Start
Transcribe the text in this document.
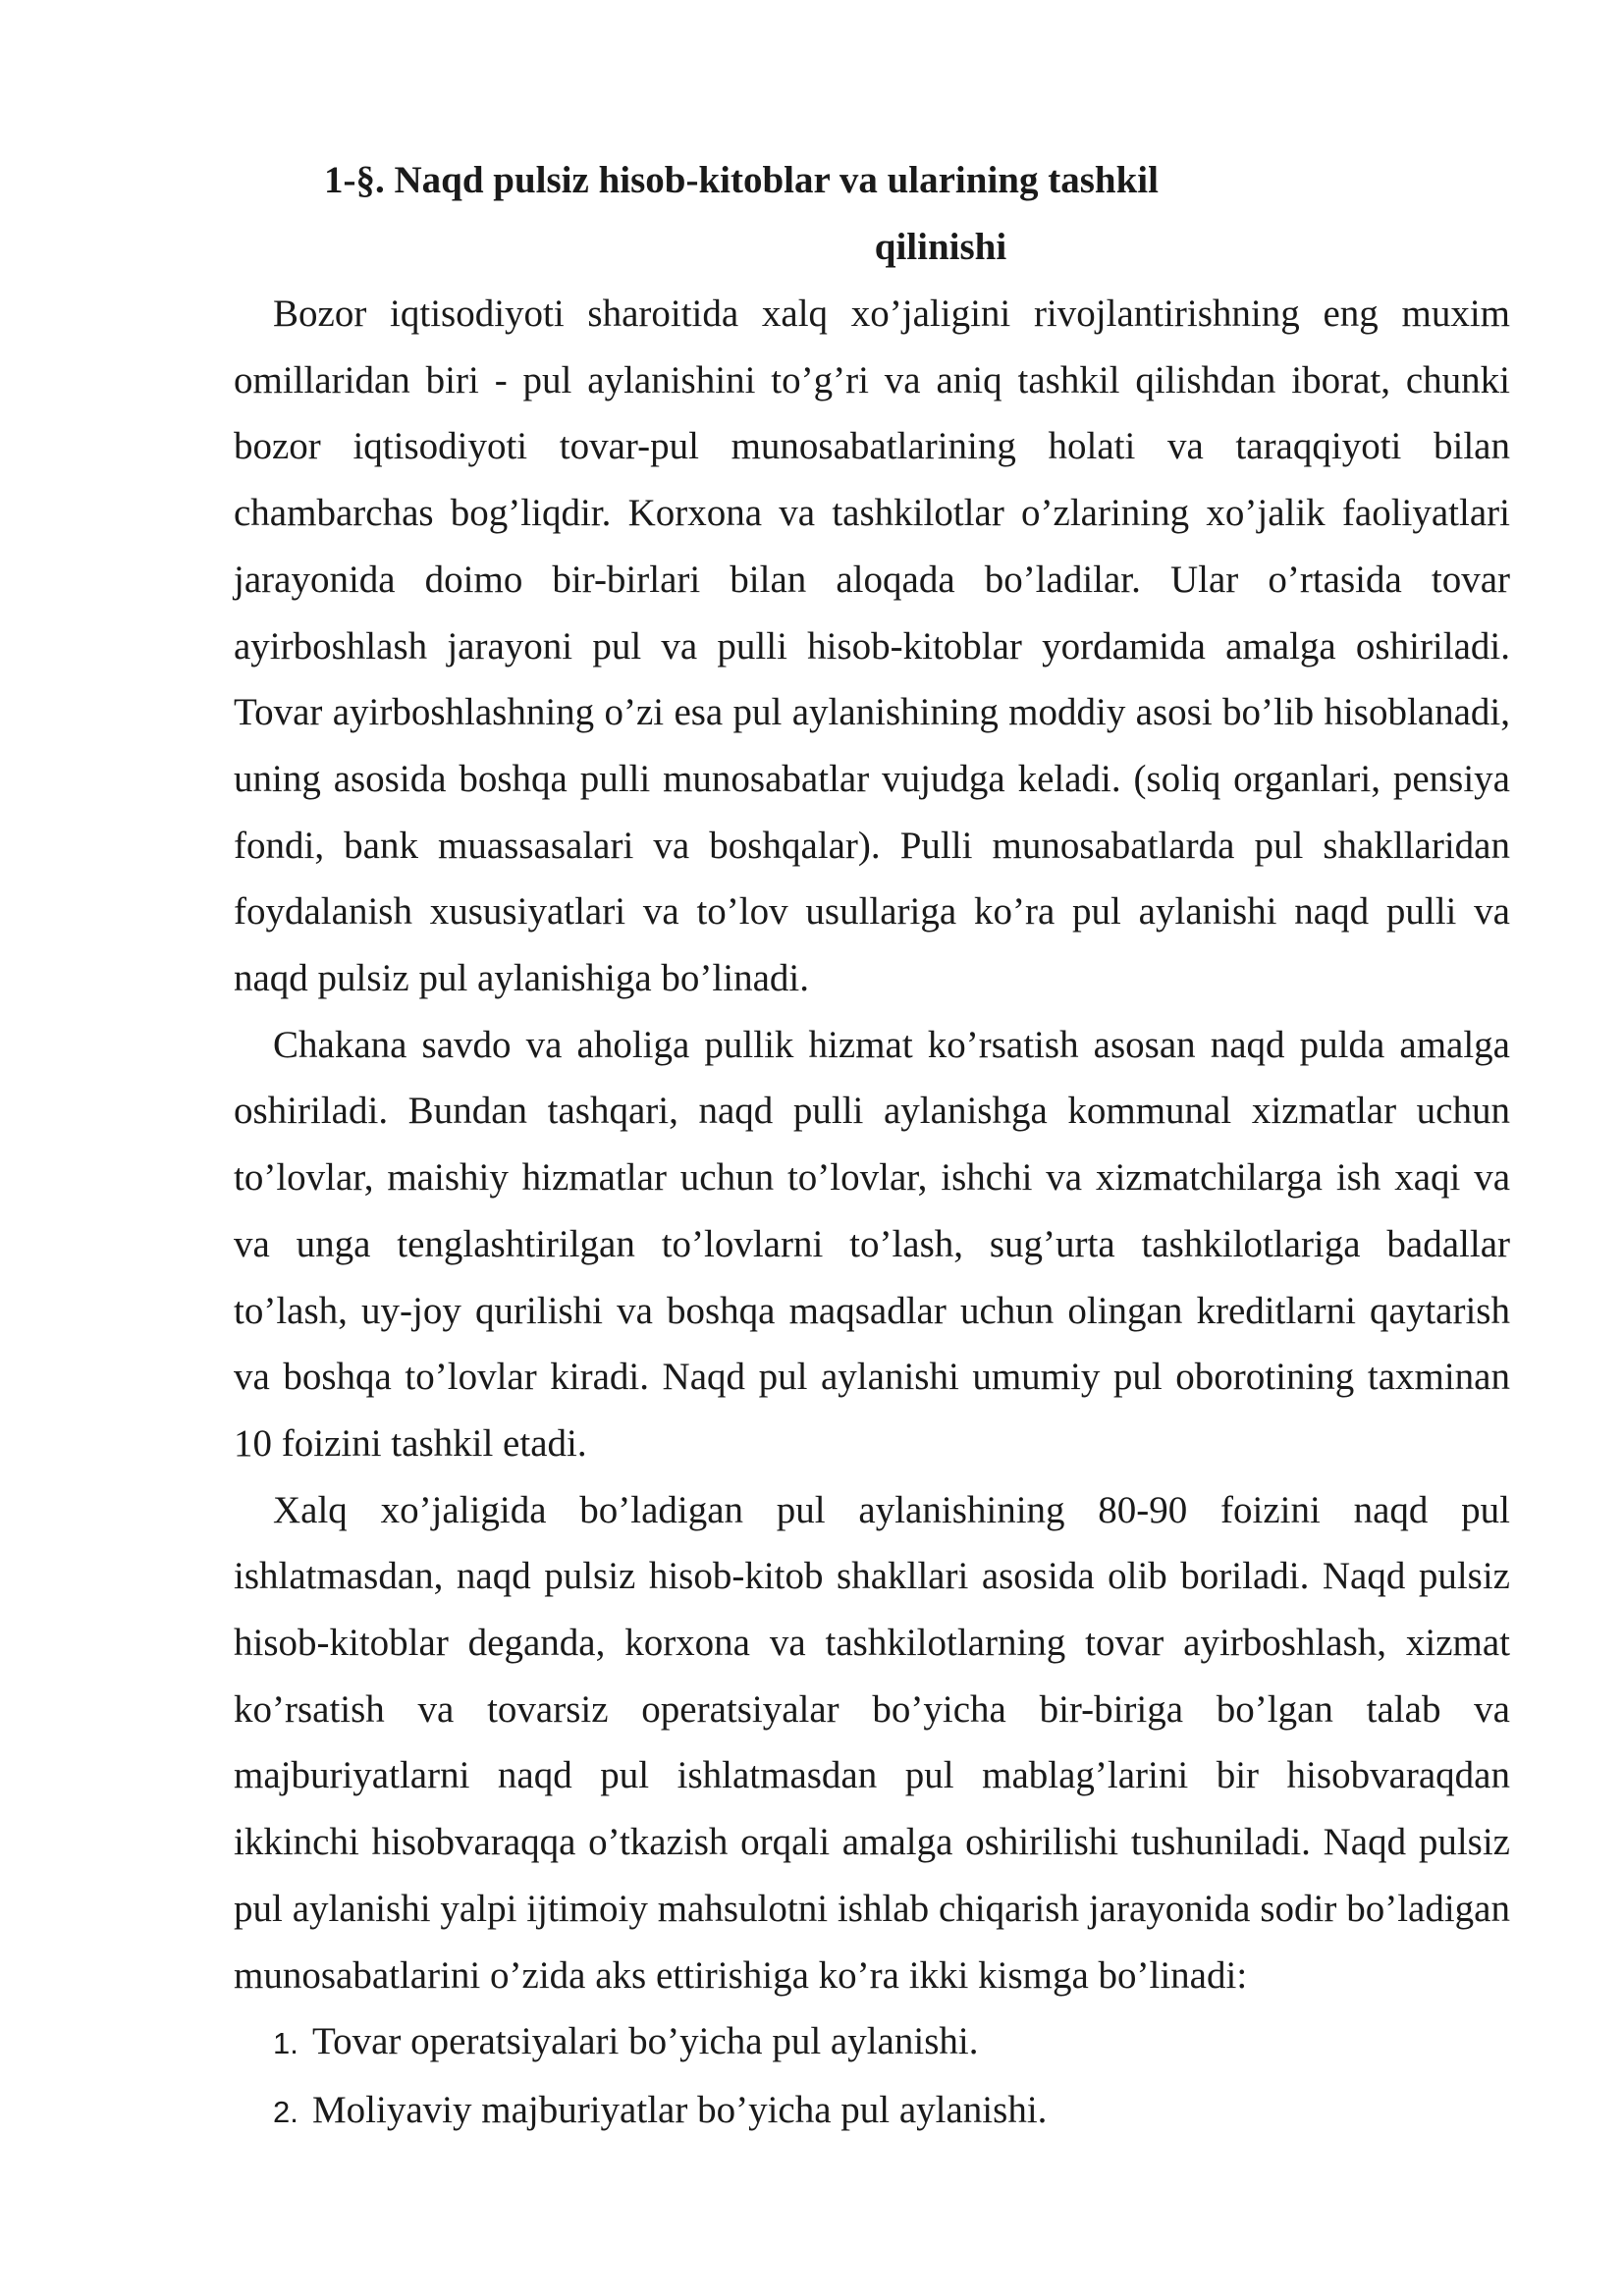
1-§. Naqd pulsiz hisob-kitoblar va ularining tashkil
qilinishi

Bozor iqtisodiyoti sharoitida xalq xo’jaligini rivojlantirishning eng muxim omillaridan biri - pul aylanishini to’g’ri va aniq tashkil qilishdan iborat, chunki bozor iqtisodiyoti tovar-pul munosabatlarining holati va taraqqiyoti bilan chambarchas bog’liqdir. Korxona va tashkilotlar o’zlarining xo’jalik faoliyatlari jarayonida doimo bir-birlari bilan aloqada bo’ladilar. Ular o’rtasida tovar ayirboshlash jarayoni pul va pulli hisob-kitoblar yordamida amalga oshiriladi. Tovar ayirboshlashning o’zi esa pul aylanishining moddiy asosi bo’lib hisoblanadi, uning asosida boshqa pulli munosabatlar vujudga keladi. (soliq organlari, pensiya fondi, bank muassasalari va boshqalar). Pulli munosabatlarda pul shakllaridan foydalanish xususiyatlari va to’lov usullariga ko’ra pul aylanishi naqd pulli va naqd pulsiz pul aylanishiga bo’linadi.

Chakana savdo va aholiga pullik hizmat ko’rsatish asosan naqd pulda amalga oshiriladi. Bundan tashqari, naqd pulli aylanishga kommunal xizmatlar uchun to’lovlar, maishiy hizmatlar uchun to’lovlar, ishchi va xizmatchilarga ish xaqi va va unga tenglashtirilgan to’lovlarni to’lash, sug’urta tashkilotlariga badallar to’lash, uy-joy qurilishi va boshqa maqsadlar uchun olingan kreditlarni qaytarish va boshqa to’lovlar kiradi. Naqd pul aylanishi umumiy pul oborotining taxminan 10 foizini tashkil etadi.

Xalq xo’jaligida bo’ladigan pul aylanishining 80-90 foizini naqd pul ishlatmasdan, naqd pulsiz hisob-kitob shakllari asosida olib boriladi. Naqd pulsiz hisob-kitoblar deganda, korxona va tashkilotlarning tovar ayirboshlash, xizmat ko’rsatish va tovarsiz operatsiyalar bo’yicha bir-biriga bo’lgan talab va majburiyatlarni naqd pul ishlatmasdan pul mablag’larini bir hisobvaraqdan ikkinchi hisobvaraqqa o’tkazish orqali amalga oshirilishi tushuniladi. Naqd pulsiz pul aylanishi yalpi ijtimoiy mahsulotni ishlab chiqarish jarayonida sodir bo’ladigan munosabatlarini o’zida aks ettirishiga ko’ra ikki kismga bo’linadi:

1. Tovar operatsiyalari bo’yicha pul aylanishi.
2. Moliyaviy majburiyatlar bo’yicha pul aylanishi.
End
GOAL. From the records above, pull out every line containing the word "rsatish".

TASK RESPONSE.
Chakana savdo va aholiga pullik hizmat ko’rsatish asosan naqd pulda amalga oshiriladi. Bundan tashqari, naqd pulli aylanishga kommunal xizmatlar uchun to’lovlar, maishiy hizmatlar uchun to’lovlar, ishchi va xizmatchilarga ish xaqi va va unga tenglashtirilgan to’lovlarni to’lash, sug’urta tashkilotlariga badallar to’lash, uy-joy qurilishi va boshqa maqsadlar uchun olingan kreditlarni qaytarish va boshqa to’lovlar kiradi. Naqd pul aylanishi umumiy pul oborotining taxminan 10 foizini tashkil etadi.
Xalq xo’jaligida bo’ladigan pul aylanishining 80-90 foizini naqd pul ishlatmasdan, naqd pulsiz hisob-kitob shakllari asosida olib boriladi. Naqd pulsiz hisob-kitoblar deganda, korxona va tashkilotlarning tovar ayirboshlash, xizmat ko’rsatish va tovarsiz operatsiyalar bo’yicha bir-biriga bo’lgan talab va majburiyatlarni naqd pul ishlatmasdan pul mablag’larini bir hisobvaraqdan ikkinchi hisobvaraqqa o’tkazish orqali amalga oshirilishi tushuniladi. Naqd pulsiz pul aylanishi yalpi ijtimoiy mahsulotni ishlab chiqarish jarayonida sodir bo’ladigan munosabatlarini o’zida aks ettirishiga ko’ra ikki kismga bo’linadi:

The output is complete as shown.